**To do:** Could you transcribe the material below exactly, without leaving out a single line?

**Entries provided:**
:::::
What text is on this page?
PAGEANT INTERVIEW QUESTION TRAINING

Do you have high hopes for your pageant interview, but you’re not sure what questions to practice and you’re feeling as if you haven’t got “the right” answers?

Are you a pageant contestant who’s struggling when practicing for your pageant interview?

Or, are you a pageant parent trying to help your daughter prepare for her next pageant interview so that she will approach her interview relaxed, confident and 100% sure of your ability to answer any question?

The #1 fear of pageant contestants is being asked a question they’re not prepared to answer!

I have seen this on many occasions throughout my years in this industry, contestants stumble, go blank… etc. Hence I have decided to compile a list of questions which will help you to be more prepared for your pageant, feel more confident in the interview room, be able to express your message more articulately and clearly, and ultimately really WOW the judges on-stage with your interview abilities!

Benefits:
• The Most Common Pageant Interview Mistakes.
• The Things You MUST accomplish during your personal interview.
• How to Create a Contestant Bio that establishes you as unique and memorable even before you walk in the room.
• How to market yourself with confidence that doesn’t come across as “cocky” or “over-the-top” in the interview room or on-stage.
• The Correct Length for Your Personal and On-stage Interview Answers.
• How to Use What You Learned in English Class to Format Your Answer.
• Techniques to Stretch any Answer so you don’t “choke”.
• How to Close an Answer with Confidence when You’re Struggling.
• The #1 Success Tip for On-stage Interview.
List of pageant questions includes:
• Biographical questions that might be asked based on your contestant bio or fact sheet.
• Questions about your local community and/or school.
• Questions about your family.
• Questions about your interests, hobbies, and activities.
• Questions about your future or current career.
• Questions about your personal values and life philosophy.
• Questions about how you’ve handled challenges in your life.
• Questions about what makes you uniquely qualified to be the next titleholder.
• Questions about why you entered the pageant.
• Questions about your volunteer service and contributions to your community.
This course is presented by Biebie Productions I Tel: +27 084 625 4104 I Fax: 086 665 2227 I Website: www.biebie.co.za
:::::
**Response to the task:**
What text is on this page?
PAGEANT INTERVIEW QUESTION TRAINING

Do you have high hopes for your pageant interview, but you’re not sure what questions to practice and you’re feeling as if you haven’t got “the right” answers?

Are you a pageant contestant who’s struggling when practicing for your pageant interview?

Or, are you a pageant parent trying to help your daughter prepare for her next pageant interview so that she will approach her interview relaxed, confident and 100% sure of your ability to answer any question?

The #1 fear of pageant contestants is being asked a question they’re not prepared to answer!

I have seen this on many occasions throughout my years in this industry, contestants stumble, go blank… etc. Hence I have decided to compile a list of questions which will help you to be more prepared for your pageant, feel more confident in the interview room, be able to express your message more articulately and clearly, and ultimately really WOW the judges on-stage with your interview abilities!

Benefits:
• The Most Common Pageant Interview Mistakes.
• The Things You MUST accomplish during your personal interview.
• How to Create a Contestant Bio that establishes you as unique and memorable even before you walk in the room.
• How to market yourself with confidence that doesn’t come across as “cocky” or “over-the-top” in the interview room or on-stage.
• The Correct Length for Your Personal and On-stage Interview Answers.
• How to Use What You Learned in English Class to Format Your Answer.
• Techniques to Stretch any Answer so you don’t “choke”.
• How to Close an Answer with Confidence when You’re Struggling.
• The #1 Success Tip for On-stage Interview.
List of pageant questions includes:
• Biographical questions that might be asked based on your contestant bio or fact sheet.
• Questions about your local community and/or school.
• Questions about your family.
• Questions about your interests, hobbies, and activities.
• Questions about your future or current career.
• Questions about your personal values and life philosophy.
• Questions about how you’ve handled challenges in your life.
• Questions about what makes you uniquely qualified to be the next titleholder.
• Questions about why you entered the pageant.
• Questions about your volunteer service and contributions to your community.
This course is presented by Biebie Productions I Tel: +27 084 625 4104 I Fax: 086 665 2227 I Website: www.biebie.co.za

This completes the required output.